GOAL: Repeat each record exactly. Any picture gets left out.

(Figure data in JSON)
..........

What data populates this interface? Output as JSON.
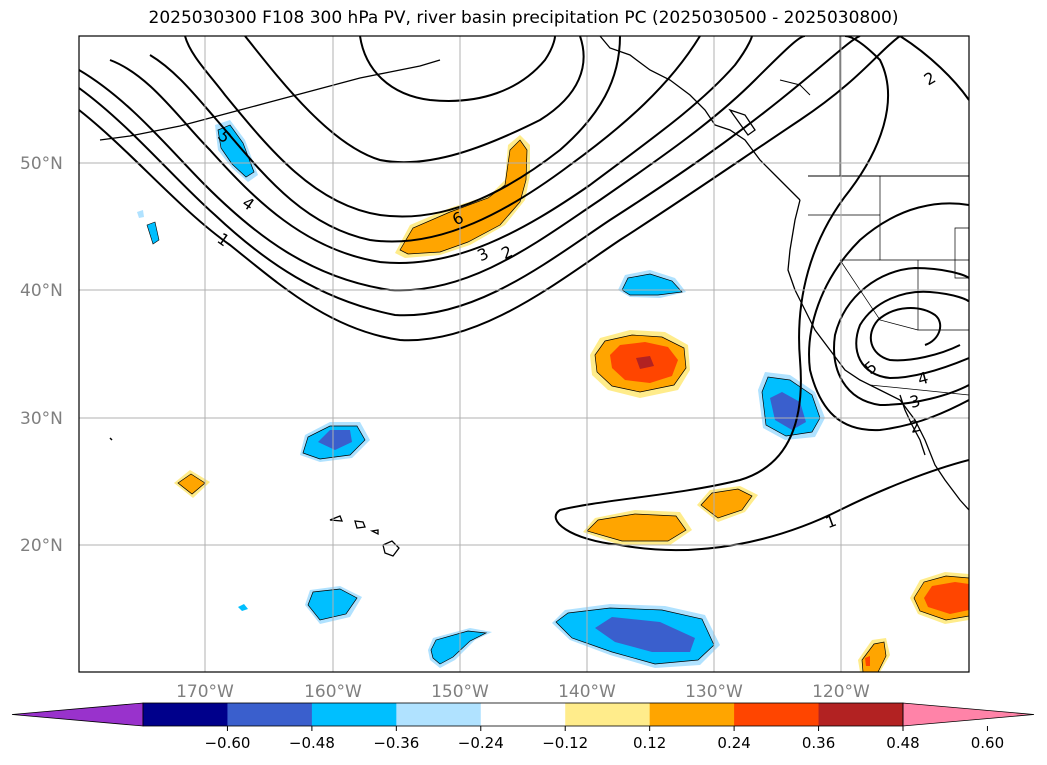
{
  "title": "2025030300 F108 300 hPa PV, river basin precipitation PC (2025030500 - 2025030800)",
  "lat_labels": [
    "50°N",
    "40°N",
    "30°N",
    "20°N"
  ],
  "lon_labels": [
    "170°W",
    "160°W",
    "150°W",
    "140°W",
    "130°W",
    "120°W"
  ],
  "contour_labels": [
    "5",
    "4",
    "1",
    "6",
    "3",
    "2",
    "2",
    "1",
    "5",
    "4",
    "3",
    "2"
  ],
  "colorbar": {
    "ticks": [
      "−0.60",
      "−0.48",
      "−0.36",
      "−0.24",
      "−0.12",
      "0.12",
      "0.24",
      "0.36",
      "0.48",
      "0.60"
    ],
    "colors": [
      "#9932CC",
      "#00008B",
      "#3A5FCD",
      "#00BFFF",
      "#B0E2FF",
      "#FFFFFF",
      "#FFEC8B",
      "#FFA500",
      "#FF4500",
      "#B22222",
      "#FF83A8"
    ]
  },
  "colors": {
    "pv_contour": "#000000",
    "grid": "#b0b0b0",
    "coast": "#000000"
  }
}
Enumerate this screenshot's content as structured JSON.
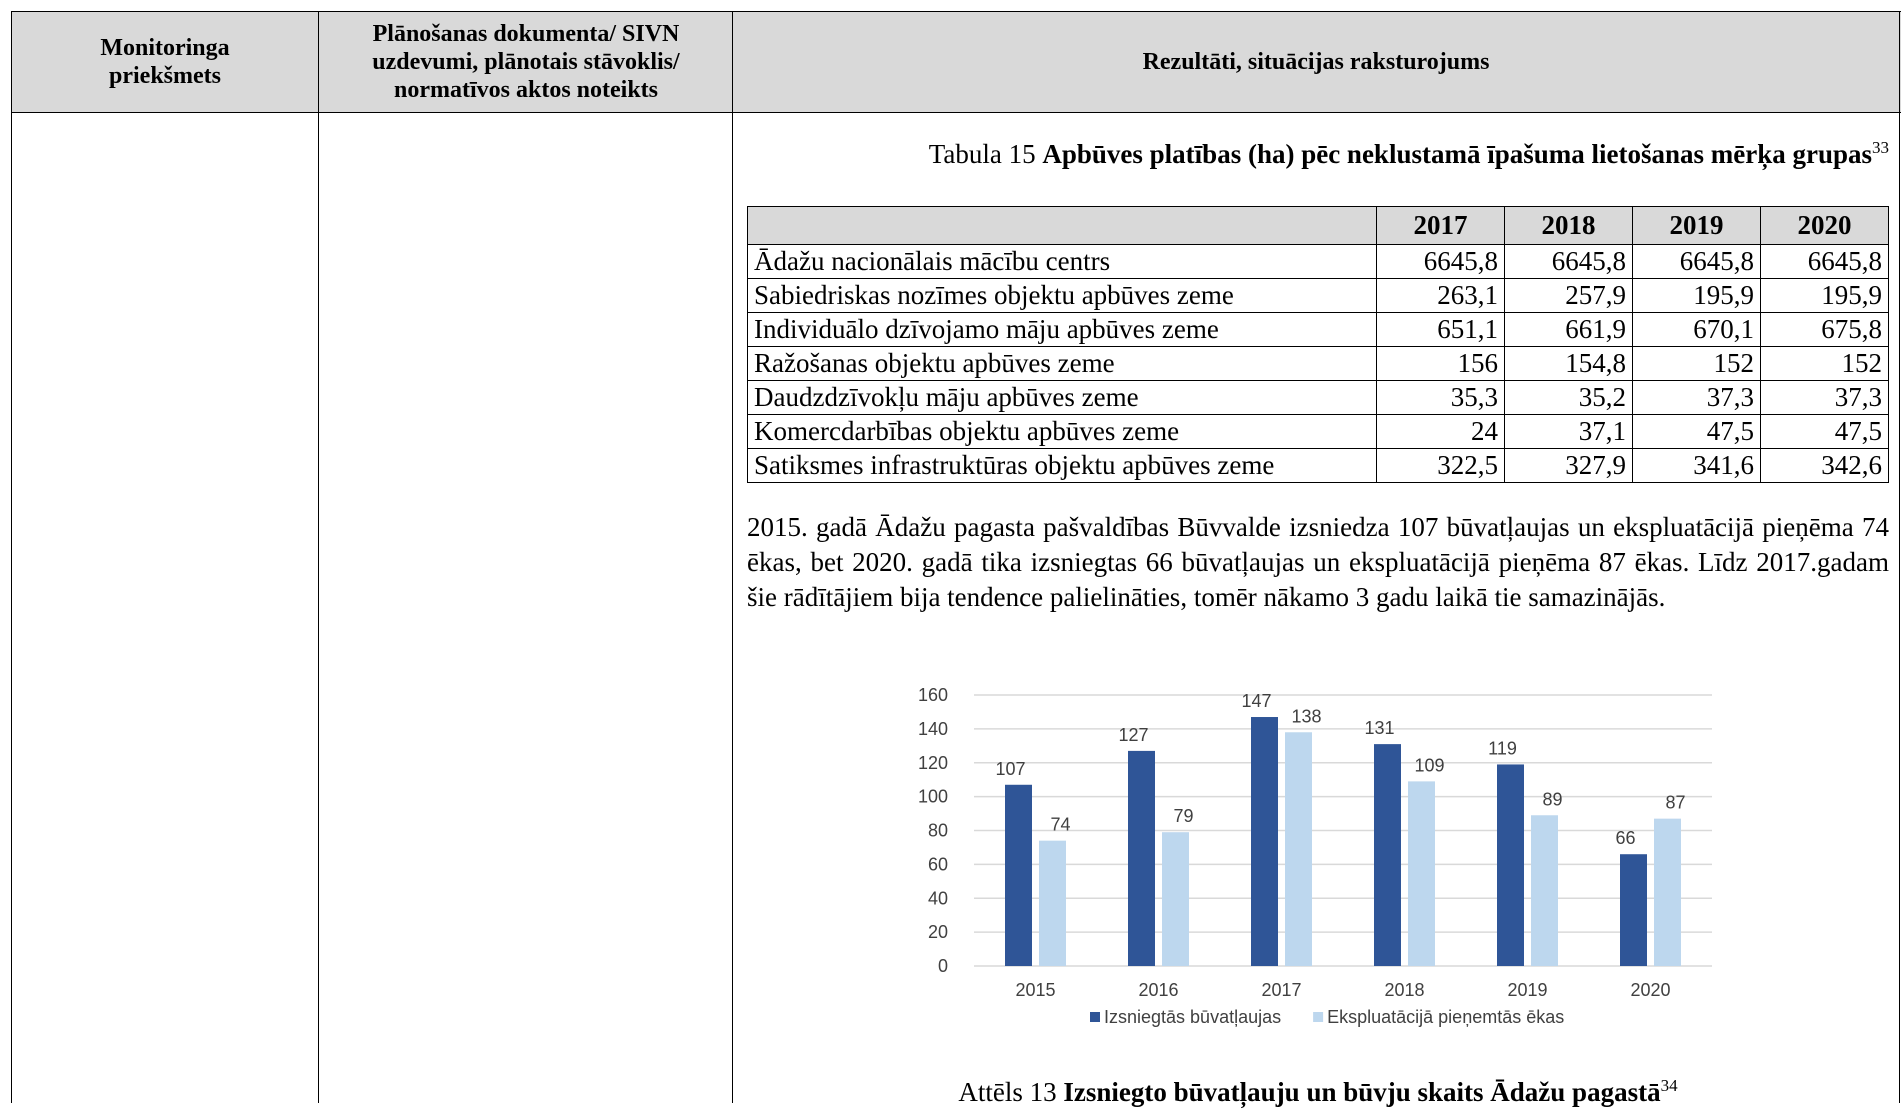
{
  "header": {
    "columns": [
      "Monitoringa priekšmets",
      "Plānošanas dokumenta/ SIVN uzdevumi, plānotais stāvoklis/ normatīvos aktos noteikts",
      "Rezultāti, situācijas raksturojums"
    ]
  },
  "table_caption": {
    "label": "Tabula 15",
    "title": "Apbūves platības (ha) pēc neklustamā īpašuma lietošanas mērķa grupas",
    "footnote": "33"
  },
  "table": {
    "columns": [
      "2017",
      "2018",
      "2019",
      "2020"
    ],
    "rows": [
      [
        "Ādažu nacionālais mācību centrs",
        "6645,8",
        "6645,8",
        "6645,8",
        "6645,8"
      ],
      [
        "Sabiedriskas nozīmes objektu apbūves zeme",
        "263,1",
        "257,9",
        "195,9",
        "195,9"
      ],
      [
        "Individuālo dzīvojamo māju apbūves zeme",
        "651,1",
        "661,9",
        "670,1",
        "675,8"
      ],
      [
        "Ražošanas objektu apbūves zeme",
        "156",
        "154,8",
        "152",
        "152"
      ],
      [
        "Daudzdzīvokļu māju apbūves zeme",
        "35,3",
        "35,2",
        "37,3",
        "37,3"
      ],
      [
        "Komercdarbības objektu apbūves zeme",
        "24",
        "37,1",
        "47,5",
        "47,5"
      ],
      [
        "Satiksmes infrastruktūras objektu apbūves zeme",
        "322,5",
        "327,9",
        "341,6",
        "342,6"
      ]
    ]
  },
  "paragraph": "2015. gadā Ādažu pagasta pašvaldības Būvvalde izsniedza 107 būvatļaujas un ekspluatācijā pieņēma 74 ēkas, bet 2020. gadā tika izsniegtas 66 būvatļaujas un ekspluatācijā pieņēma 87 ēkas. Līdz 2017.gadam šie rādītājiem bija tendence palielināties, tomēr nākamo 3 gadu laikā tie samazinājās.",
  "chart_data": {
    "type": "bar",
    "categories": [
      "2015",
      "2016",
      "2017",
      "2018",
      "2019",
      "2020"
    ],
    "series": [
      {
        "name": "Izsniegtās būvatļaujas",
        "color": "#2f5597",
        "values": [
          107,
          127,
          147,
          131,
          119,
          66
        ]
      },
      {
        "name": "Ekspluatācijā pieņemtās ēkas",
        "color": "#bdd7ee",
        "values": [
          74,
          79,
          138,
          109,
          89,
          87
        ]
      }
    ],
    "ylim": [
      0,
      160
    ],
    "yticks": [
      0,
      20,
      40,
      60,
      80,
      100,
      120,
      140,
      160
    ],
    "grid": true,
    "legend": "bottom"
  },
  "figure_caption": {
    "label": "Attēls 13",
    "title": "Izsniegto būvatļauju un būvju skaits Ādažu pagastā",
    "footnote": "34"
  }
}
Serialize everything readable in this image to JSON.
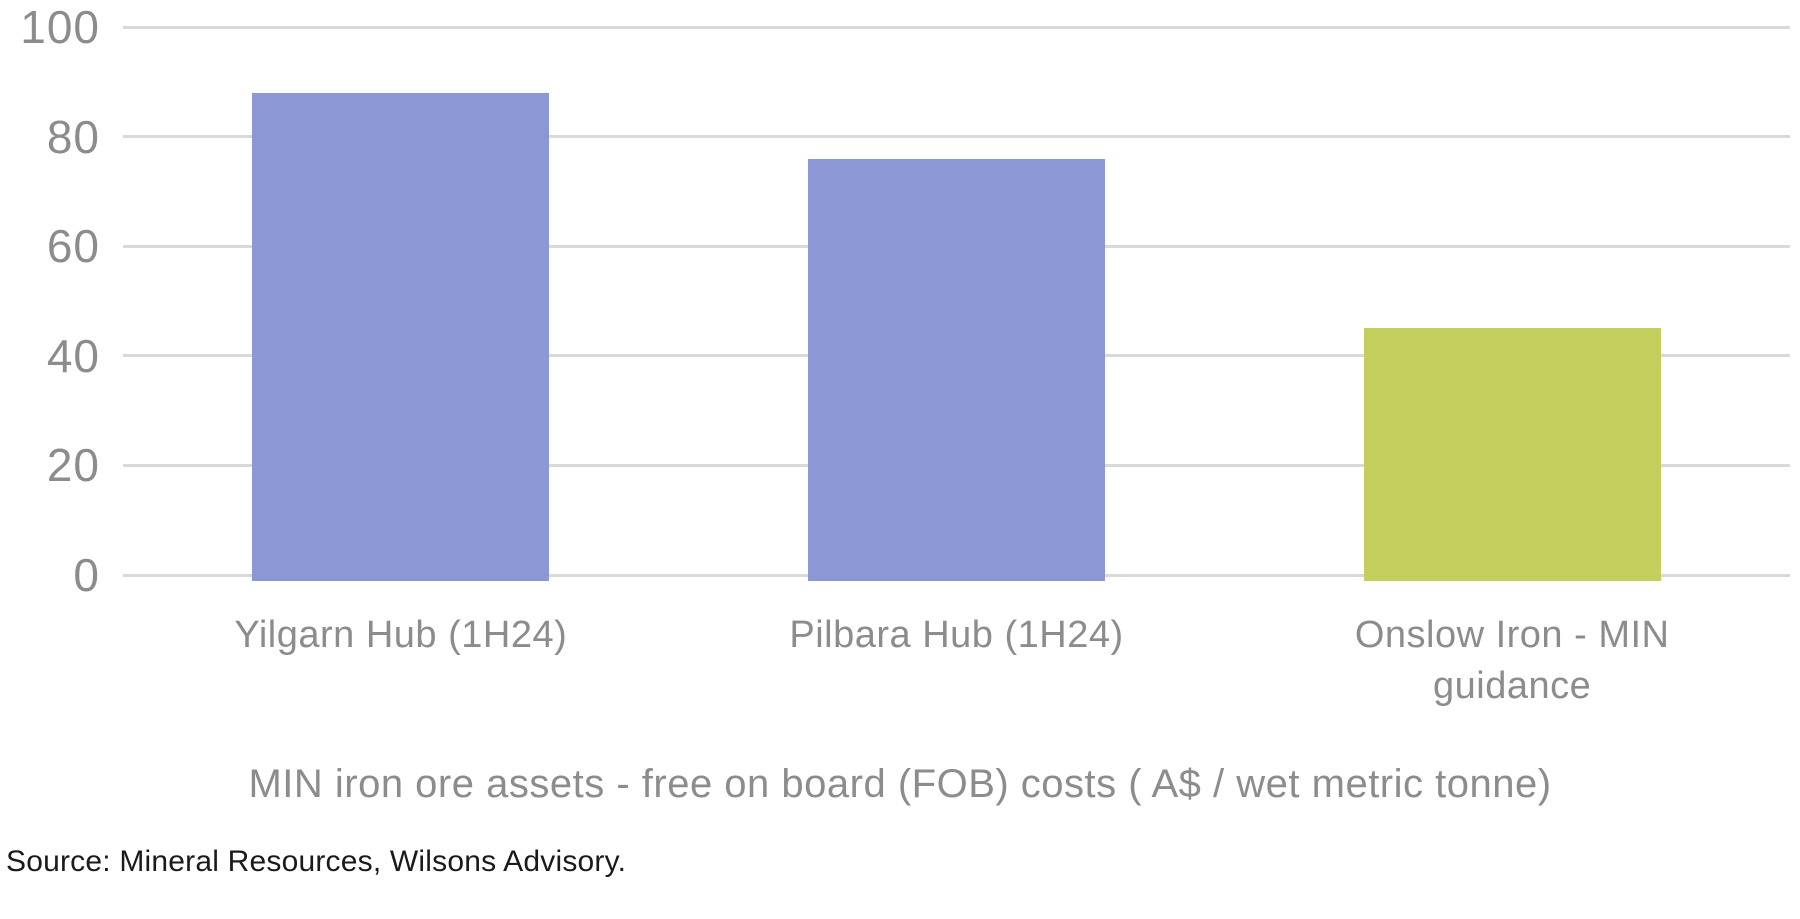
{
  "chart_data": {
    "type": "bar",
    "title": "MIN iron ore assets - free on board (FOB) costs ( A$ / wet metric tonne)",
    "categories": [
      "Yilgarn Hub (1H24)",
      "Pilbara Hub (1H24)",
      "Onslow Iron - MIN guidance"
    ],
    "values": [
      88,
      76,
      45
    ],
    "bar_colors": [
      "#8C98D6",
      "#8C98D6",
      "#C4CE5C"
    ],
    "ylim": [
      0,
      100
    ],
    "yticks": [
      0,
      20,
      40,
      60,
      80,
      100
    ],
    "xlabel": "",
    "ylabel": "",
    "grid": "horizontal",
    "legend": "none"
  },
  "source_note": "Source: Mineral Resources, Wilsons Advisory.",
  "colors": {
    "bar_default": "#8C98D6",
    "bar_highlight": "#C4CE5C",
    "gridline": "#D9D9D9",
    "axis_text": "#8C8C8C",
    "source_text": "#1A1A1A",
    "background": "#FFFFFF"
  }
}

..........

COMPLETE RESPONSE:
What data populates this interface? Output as JSON.
{
  "title": "2025030300 F108 300 hPa PV, river basin precipitation PC (2025030500 - 2025030800)",
  "lat_labels": [
    "50°N",
    "40°N",
    "30°N",
    "20°N"
  ],
  "lon_labels": [
    "170°W",
    "160°W",
    "150°W",
    "140°W",
    "130°W",
    "120°W"
  ],
  "contour_labels": [
    "5",
    "4",
    "1",
    "6",
    "3",
    "2",
    "2",
    "1",
    "5",
    "4",
    "3",
    "2"
  ],
  "colorbar": {
    "ticks": [
      "−0.60",
      "−0.48",
      "−0.36",
      "−0.24",
      "−0.12",
      "0.12",
      "0.24",
      "0.36",
      "0.48",
      "0.60"
    ],
    "colors": [
      "#9932CC",
      "#00008B",
      "#3A5FCD",
      "#00BFFF",
      "#B0E2FF",
      "#FFFFFF",
      "#FFEC8B",
      "#FFA500",
      "#FF4500",
      "#B22222",
      "#FF83A8"
    ]
  },
  "colors": {
    "pv_contour": "#000000",
    "grid": "#b0b0b0",
    "coast": "#000000"
  }
}
Enumerate this screenshot's content as structured JSON.
{
  "header": {
    "columns": [
      "Monitoringa priekšmets",
      "Plānošanas dokumenta/ SIVN uzdevumi, plānotais stāvoklis/ normatīvos aktos noteikts",
      "Rezultāti, situācijas raksturojums"
    ]
  },
  "table_caption": {
    "label": "Tabula 15",
    "title": "Apbūves platības (ha) pēc neklustamā īpašuma lietošanas mērķa grupas",
    "footnote": "33"
  },
  "table": {
    "columns": [
      "2017",
      "2018",
      "2019",
      "2020"
    ],
    "rows": [
      [
        "Ādažu nacionālais mācību centrs",
        "6645,8",
        "6645,8",
        "6645,8",
        "6645,8"
      ],
      [
        "Sabiedriskas nozīmes objektu apbūves zeme",
        "263,1",
        "257,9",
        "195,9",
        "195,9"
      ],
      [
        "Individuālo dzīvojamo māju apbūves zeme",
        "651,1",
        "661,9",
        "670,1",
        "675,8"
      ],
      [
        "Ražošanas objektu apbūves zeme",
        "156",
        "154,8",
        "152",
        "152"
      ],
      [
        "Daudzdzīvokļu māju apbūves zeme",
        "35,3",
        "35,2",
        "37,3",
        "37,3"
      ],
      [
        "Komercdarbības objektu apbūves zeme",
        "24",
        "37,1",
        "47,5",
        "47,5"
      ],
      [
        "Satiksmes infrastruktūras objektu apbūves zeme",
        "322,5",
        "327,9",
        "341,6",
        "342,6"
      ]
    ]
  },
  "paragraph": "2015. gadā Ādažu pagasta pašvaldības Būvvalde izsniedza 107 būvatļaujas un ekspluatācijā pieņēma 74 ēkas, bet 2020. gadā tika izsniegtas 66 būvatļaujas un ekspluatācijā pieņēma 87 ēkas. Līdz 2017.gadam šie rādītājiem bija tendence palielināties, tomēr nākamo 3 gadu laikā tie samazinājās.",
  "chart_data": {
    "type": "bar",
    "categories": [
      "2015",
      "2016",
      "2017",
      "2018",
      "2019",
      "2020"
    ],
    "series": [
      {
        "name": "Izsniegtās būvatļaujas",
        "color": "#2f5597",
        "values": [
          107,
          127,
          147,
          131,
          119,
          66
        ]
      },
      {
        "name": "Ekspluatācijā pieņemtās ēkas",
        "color": "#bdd7ee",
        "values": [
          74,
          79,
          138,
          109,
          89,
          87
        ]
      }
    ],
    "ylim": [
      0,
      160
    ],
    "yticks": [
      0,
      20,
      40,
      60,
      80,
      100,
      120,
      140,
      160
    ],
    "grid": true,
    "legend": "bottom"
  },
  "figure_caption": {
    "label": "Attēls 13",
    "title": "Izsniegto būvatļauju un būvju skaits Ādažu pagastā",
    "footnote": "34"
  }
}
Serialize everything readable in this image to JSON.
{
  "chart_data": {
    "type": "bar",
    "title": "MIN iron ore assets - free on board (FOB) costs ( A$ / wet metric tonne)",
    "categories": [
      "Yilgarn Hub (1H24)",
      "Pilbara Hub (1H24)",
      "Onslow Iron - MIN guidance"
    ],
    "values": [
      88,
      76,
      45
    ],
    "bar_colors": [
      "#8C98D6",
      "#8C98D6",
      "#C4CE5C"
    ],
    "ylim": [
      0,
      100
    ],
    "yticks": [
      0,
      20,
      40,
      60,
      80,
      100
    ],
    "xlabel": "",
    "ylabel": "",
    "grid": "horizontal",
    "legend": "none"
  },
  "source_note": "Source: Mineral Resources, Wilsons Advisory.",
  "colors": {
    "bar_default": "#8C98D6",
    "bar_highlight": "#C4CE5C",
    "gridline": "#D9D9D9",
    "axis_text": "#8C8C8C",
    "source_text": "#1A1A1A",
    "background": "#FFFFFF"
  }
}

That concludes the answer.